▸ **PROVIDED PASSAGE**:
============================================================

So yeah, the hot "native" girl (she has a name, but it escapes me) just happened to be carrying a dove. Which she released to make the guards think that the noisy bush was kosher. Just one of the many perks of being shipwrecked on/kidnapped to Plot Device Island!
In the guards defense, they are more concerned with "natives" trying to get out, than they are small bands of plucky adventurers trying to get in.
What sort of organization just leaves their armory open and unguarded? or, if it wasn't the armory our Plucky Band of Adventurers stumbled into completely by chance, then what sort of secret army leaves smoke bombs in their warehouse?
Rhetorical questions? They never go out of style!
Now we have a scene where the clueless leadership demands something be done despite warning cries of those being made to do it. Why must management always be so out of touch with the actual day-to-day?
Science in the Sixties was very colorful. Pipes in primary colors. Flashing lights all over the place. Oh, and a nuclear power plant! Used to make nuclear bombs!
Remember what I said about Japan and the dawning Nuclear Age? The Godzilla movies, from the first one on, are all strongly anti-nuke.
A near capture! A daring escape! A really ridiculous attempt to hide followed closely by another daring escape!...via ankle getting caught in a weather balloon? Just another perk of vacationing on Plot-Device Island!
Ooh..pretty sunset...again.
Narcoleptic Godzilla's still taking a dirt nap.
An interesting note about Godzilla - he not only represents Japan's nightmares of Hiroshima and Nagasaki, of the Atomic Past, and the Nuclear Future, but he also represent the U.S.. This is why Godzilla In the movies is constantly changing roles between being the savior, and being the destroyer, of Japan. Furthermore, despite the general anti-nuke stance of the Godzilla movies, it is always the nuclear-powered kaiju that saves Japan.

============================================================

▸ **REQUESTS**:
a) Print the part of the Godzilla commentary starting at "Rhetorical questions? They" and ending at "on Plot-Device Island!".
b) According to the Godzilla commentary, what makes Sixties science colorful? List each feature it names.
c) Go on with the Godzilla commentary from the point where it stops.

Element and coordinate records:
============================================================

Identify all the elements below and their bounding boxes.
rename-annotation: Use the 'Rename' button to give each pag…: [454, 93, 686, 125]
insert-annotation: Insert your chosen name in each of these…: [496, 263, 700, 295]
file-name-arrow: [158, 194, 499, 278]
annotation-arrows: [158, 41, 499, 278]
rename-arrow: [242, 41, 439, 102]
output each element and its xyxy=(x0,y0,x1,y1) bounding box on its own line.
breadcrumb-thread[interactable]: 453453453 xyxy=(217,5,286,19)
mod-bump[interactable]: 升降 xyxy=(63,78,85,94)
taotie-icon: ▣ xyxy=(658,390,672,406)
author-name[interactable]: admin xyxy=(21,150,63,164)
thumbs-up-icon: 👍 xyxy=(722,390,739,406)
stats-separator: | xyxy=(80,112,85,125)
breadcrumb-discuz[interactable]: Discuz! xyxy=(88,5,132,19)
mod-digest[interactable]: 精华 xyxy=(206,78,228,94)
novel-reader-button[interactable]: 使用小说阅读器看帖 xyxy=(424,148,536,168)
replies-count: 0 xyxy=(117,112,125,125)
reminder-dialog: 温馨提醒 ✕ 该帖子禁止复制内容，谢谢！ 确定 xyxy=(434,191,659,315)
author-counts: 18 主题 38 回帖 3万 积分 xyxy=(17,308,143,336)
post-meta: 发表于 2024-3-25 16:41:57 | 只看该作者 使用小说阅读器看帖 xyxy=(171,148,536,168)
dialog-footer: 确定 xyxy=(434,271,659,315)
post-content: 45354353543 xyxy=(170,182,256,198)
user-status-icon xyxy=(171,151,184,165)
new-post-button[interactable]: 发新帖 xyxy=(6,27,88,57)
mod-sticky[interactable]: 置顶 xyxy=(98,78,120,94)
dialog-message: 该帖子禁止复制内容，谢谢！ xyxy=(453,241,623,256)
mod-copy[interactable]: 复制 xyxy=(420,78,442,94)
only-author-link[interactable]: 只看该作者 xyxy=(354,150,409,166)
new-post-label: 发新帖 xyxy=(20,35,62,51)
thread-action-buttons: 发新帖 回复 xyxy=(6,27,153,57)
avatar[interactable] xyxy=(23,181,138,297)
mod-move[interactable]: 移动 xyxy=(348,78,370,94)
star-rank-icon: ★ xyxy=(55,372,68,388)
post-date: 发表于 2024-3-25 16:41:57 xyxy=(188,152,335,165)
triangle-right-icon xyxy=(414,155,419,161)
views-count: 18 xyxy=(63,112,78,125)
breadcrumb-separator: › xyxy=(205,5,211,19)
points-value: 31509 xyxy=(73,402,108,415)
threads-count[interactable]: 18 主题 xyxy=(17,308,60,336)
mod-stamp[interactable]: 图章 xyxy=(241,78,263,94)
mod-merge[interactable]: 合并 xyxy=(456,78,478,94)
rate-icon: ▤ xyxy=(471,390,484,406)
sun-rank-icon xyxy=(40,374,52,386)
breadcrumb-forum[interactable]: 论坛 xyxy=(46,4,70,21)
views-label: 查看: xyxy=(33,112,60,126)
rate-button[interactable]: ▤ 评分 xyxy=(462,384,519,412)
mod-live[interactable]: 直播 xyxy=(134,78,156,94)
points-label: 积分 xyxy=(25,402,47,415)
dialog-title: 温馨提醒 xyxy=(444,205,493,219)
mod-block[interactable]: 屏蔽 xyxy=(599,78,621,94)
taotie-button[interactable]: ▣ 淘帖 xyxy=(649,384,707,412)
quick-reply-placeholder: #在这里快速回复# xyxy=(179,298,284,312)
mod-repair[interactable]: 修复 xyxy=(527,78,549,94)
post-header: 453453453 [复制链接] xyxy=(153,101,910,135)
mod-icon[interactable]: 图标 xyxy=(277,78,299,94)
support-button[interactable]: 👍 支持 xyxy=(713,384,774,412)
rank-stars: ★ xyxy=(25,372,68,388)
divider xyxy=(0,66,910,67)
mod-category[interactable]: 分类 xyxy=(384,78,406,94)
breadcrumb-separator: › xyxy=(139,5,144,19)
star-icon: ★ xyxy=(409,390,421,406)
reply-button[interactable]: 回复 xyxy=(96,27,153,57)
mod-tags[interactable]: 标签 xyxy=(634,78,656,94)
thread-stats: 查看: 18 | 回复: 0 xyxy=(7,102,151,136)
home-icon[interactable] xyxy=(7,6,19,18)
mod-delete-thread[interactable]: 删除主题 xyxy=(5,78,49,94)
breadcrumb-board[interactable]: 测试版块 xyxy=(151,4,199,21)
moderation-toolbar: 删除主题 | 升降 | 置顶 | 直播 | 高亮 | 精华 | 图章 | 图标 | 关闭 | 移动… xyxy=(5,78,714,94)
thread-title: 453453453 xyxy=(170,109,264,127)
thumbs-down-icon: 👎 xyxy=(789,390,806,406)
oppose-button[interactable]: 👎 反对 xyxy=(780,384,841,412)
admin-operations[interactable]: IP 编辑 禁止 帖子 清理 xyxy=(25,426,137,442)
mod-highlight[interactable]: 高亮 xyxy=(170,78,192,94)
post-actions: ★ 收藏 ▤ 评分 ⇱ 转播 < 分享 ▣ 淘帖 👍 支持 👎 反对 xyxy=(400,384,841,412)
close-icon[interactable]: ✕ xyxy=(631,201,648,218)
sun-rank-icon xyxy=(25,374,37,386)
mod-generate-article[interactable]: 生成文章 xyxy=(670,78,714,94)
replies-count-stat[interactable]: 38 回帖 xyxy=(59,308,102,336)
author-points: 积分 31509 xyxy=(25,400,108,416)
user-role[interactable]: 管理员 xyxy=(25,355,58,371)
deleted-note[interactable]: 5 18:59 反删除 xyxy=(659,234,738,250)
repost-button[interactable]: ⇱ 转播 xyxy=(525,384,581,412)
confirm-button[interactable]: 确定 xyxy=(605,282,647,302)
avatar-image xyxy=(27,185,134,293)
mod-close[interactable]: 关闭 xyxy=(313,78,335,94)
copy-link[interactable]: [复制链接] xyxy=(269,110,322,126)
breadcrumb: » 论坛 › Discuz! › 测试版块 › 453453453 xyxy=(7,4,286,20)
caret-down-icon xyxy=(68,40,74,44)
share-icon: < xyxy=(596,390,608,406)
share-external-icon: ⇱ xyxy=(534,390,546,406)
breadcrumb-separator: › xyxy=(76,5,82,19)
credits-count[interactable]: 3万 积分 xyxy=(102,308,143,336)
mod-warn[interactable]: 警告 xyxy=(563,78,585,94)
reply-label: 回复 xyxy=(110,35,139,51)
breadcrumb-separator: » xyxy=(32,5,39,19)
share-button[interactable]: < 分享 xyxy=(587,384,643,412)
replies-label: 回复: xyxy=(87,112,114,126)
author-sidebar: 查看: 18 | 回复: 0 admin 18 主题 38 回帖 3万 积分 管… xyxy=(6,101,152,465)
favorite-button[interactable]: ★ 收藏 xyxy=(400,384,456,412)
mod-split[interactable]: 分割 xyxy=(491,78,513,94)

============================================================

▸ **RESPONSES IN ORDER**:
a)
Rhetorical questions? They never go out of style!
Now we have a scene where the clueless leadership demands something be done despite warning cries of those being made to do it. Why must management always be so out of touch with the actual day-to-day?
Science in the Sixties was very colorful. Pipes in primary colors. Flashing lights all over the place. Oh, and a nuclear power plant! Used to make nuclear bombs!
Remember what I said about Japan and the dawning Nuclear Age? The Godzilla movies, from the first one on, are all strongly anti-nuke.
A near capture! A daring escape! A really ridiculous attempt to hide followed closely by another daring escape!...via ankle getting caught in a weather balloon? Just another perk of vacationing on Plot-Device Island!

b)
- Pipes in primary colors
- Flashing lights all over the place
- A nuclear power plant, used to make nuclear bombs

c)
Really, the Godzilla movies do walk a fascinating path of socio-political commentary. And big, stompy monsters are fun, too!
Mmm...hot "native" girl...Dayo! That's her name!...is praying to Mothra, again.
Yeah, I have no frickin' clue what Mothra is supposed to represent. In the movies, Mothra is always a force for Good. A Lawful Good to Godzilla's generally Chaotic Neutral, if you will.
Twin fairy girls. Speaking in Stereo, where available.
In a world where big, stompy monsters are a fact of life, saying something like "Hey, let's wake up Godzilla!" has got to be the equivalent of putting on a bicorne hat, sticking your hand in your shirt, and declaring yourself King Bonaparte the XXIV, Lord of Burger King. Or wearing cling-wrap shorts.
Because it show you have a very tenuous grasp on reality.
Plus, it shows your nuts!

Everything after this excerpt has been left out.